_EXERCISE_. Print all of the data exactly as written.

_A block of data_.
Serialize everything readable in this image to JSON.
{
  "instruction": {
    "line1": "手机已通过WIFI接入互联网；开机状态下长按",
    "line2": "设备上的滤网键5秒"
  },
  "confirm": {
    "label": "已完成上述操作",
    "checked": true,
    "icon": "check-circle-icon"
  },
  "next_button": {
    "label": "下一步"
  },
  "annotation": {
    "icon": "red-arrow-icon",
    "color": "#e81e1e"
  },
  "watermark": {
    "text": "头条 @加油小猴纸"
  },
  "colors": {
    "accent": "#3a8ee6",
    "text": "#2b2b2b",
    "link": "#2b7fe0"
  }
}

_TASK RESPONSE_.
Serialize everything readable in this image to JSON.
{
  "instruction": {
    "line1": "手机已通过WIFI接入互联网；开机状态下长按",
    "line2": "设备上的滤网键5秒"
  },
  "confirm": {
    "label": "已完成上述操作",
    "checked": true,
    "icon": "check-circle-icon"
  },
  "next_button": {
    "label": "下一步"
  },
  "annotation": {
    "icon": "red-arrow-icon",
    "color": "#e81e1e"
  },
  "watermark": {
    "text": "头条 @加油小猴纸"
  },
  "colors": {
    "accent": "#3a8ee6",
    "text": "#2b2b2b",
    "link": "#2b7fe0"
  }
}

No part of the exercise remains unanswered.